§ Stated exercise 1:
Decide whether each statement below agrees with the DriftShield package description. For (a), (b) and (c), answer yes or no and quote the words of the description that settle it. (a) The package requires Python 3.6 or newer. (b) The package is released under the Apache License. (c) DriftShield compares distributions of numeric data only.
§ Stated exercise 2:
Carry on the DriftShield package description from the point where it stops, in the same style.

Metadata-Version: 2.1
Name: drift_shield
Version: 0.4
Summary: A package to monitor and track data drift for ML models
Author: Shanmukh Dara
Author-email: shanmukhdara@gmail.com
Classifier: Programming Language :: Python :: 3
Classifier: License :: OSI Approved :: MIT License
Classifier: Operating System :: OS Independent
Requires-Python: >=3.6
Description-Content-Type: text/markdown
License-File: LICENSE
Requires-Dist: pandas
Requires-Dist: scipy

# DriftShield

**DriftShield** is a Python package designed to detect and handle data drift in machine learning pipelines. It compares distributions of numeric and non-numeric data between training and scoring datasets, helps identify drift, and replaces problematic values with predefined defaults. With built-in outlier handling and statistical tests, **DriftShield** ensures that your data remains consistent and prevents performance degradation caused by unseen data changes.

§ Material shown:
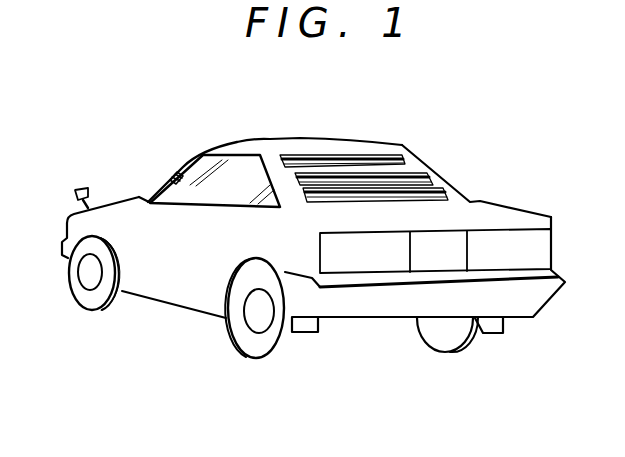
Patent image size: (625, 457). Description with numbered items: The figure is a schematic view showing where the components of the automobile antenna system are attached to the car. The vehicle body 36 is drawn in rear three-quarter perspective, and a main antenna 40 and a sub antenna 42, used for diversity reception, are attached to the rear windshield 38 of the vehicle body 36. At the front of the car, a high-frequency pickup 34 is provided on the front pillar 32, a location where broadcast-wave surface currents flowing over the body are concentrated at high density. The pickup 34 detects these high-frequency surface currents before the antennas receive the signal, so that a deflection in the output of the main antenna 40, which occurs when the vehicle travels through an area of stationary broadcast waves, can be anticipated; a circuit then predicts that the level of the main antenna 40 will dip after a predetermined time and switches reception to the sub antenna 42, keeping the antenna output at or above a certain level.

The front pillar 32 is at (150, 185).
The high-frequency pickup 34 is at (175, 168).
The vehicle body 36 is at (167, 297).
The rear windshield 38 is at (445, 190).
The main antenna 40 is at (388, 147).
The sub antenna 42 is at (418, 168).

§ Right answer 1:
(a) Yes: "Requires-Python: >=3.6"
(b) No: "License :: OSI Approved :: MIT License"
(c) No: "compares distributions of numeric and non-numeric data"

§ Right answer 2:
## Features

- Detects data drift in non-numeric, numeric, and boolean columns.
- Handles outliers when calculating means for numeric data.
- Compares 25th, 50th, and 75th percentiles for numeric columns.
- Tracks changes in proportions for boolean columns.
- Provides mechanisms to replace drifted values with default values.
- Customizable exclusion of columns from drift detection.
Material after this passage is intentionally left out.